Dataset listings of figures
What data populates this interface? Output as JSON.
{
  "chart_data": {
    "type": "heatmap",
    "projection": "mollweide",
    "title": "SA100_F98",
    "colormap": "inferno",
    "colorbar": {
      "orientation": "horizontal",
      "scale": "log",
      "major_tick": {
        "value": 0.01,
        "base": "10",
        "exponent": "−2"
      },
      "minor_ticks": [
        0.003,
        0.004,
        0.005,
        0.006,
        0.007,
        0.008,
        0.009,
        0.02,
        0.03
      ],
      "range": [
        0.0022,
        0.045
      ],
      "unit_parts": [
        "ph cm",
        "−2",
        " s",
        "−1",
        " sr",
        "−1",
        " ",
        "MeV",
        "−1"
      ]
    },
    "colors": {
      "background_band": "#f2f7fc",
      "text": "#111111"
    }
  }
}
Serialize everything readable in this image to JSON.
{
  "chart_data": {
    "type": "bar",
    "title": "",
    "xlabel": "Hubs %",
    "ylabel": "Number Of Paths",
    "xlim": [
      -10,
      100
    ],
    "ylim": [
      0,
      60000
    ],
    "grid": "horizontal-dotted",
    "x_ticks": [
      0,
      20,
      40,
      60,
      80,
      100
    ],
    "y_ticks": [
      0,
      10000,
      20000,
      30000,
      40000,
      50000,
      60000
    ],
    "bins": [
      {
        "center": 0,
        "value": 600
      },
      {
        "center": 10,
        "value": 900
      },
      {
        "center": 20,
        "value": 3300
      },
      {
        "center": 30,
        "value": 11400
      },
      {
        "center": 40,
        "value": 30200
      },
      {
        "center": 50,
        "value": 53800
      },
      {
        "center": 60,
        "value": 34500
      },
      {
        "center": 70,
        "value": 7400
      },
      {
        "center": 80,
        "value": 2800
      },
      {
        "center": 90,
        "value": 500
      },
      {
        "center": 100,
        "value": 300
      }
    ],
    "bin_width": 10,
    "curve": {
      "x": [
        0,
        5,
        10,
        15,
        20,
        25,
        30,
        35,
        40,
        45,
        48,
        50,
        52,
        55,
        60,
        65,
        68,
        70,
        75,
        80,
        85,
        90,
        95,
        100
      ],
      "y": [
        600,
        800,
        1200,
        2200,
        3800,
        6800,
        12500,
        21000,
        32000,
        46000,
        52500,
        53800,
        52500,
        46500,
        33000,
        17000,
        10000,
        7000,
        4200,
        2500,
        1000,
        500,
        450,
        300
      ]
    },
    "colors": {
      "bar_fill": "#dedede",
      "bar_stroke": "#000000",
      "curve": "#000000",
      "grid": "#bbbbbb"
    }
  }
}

▸ The problem:
Return the listing above in its exact form.

▸ Answer in full:
What data populates this interface? Output as JSON.
{
  "chart_data": {
    "type": "heatmap",
    "projection": "mollweide",
    "title": "SA100_F98",
    "colormap": "inferno",
    "colorbar": {
      "orientation": "horizontal",
      "scale": "log",
      "major_tick": {
        "value": 0.01,
        "base": "10",
        "exponent": "−2"
      },
      "minor_ticks": [
        0.003,
        0.004,
        0.005,
        0.006,
        0.007,
        0.008,
        0.009,
        0.02,
        0.03
      ],
      "range": [
        0.0022,
        0.045
      ],
      "unit_parts": [
        "ph cm",
        "−2",
        " s",
        "−1",
        " sr",
        "−1",
        " ",
        "MeV",
        "−1"
      ]
    },
    "colors": {
      "background_band": "#f2f7fc",
      "text": "#111111"
    }
  }
}
Serialize everything readable in this image to JSON.
{
  "chart_data": {
    "type": "bar",
    "title": "",
    "xlabel": "Hubs %",
    "ylabel": "Number Of Paths",
    "xlim": [
      -10,
      100
    ],
    "ylim": [
      0,
      60000
    ],
    "grid": "horizontal-dotted",
    "x_ticks": [
      0,
      20,
      40,
      60,
      80,
      100
    ],
    "y_ticks": [
      0,
      10000,
      20000,
      30000,
      40000,
      50000,
      60000
    ],
    "bins": [
      {
        "center": 0,
        "value": 600
      },
      {
        "center": 10,
        "value": 900
      },
      {
        "center": 20,
        "value": 3300
      },
      {
        "center": 30,
        "value": 11400
      },
      {
        "center": 40,
        "value": 30200
      },
      {
        "center": 50,
        "value": 53800
      },
      {
        "center": 60,
        "value": 34500
      },
      {
        "center": 70,
        "value": 7400
      },
      {
        "center": 80,
        "value": 2800
      },
      {
        "center": 90,
        "value": 500
      },
      {
        "center": 100,
        "value": 300
      }
    ],
    "bin_width": 10,
    "curve": {
      "x": [
        0,
        5,
        10,
        15,
        20,
        25,
        30,
        35,
        40,
        45,
        48,
        50,
        52,
        55,
        60,
        65,
        68,
        70,
        75,
        80,
        85,
        90,
        95,
        100
      ],
      "y": [
        600,
        800,
        1200,
        2200,
        3800,
        6800,
        12500,
        21000,
        32000,
        46000,
        52500,
        53800,
        52500,
        46500,
        33000,
        17000,
        10000,
        7000,
        4200,
        2500,
        1000,
        500,
        450,
        300
      ]
    },
    "colors": {
      "bar_fill": "#dedede",
      "bar_stroke": "#000000",
      "curve": "#000000",
      "grid": "#bbbbbb"
    }
  }
}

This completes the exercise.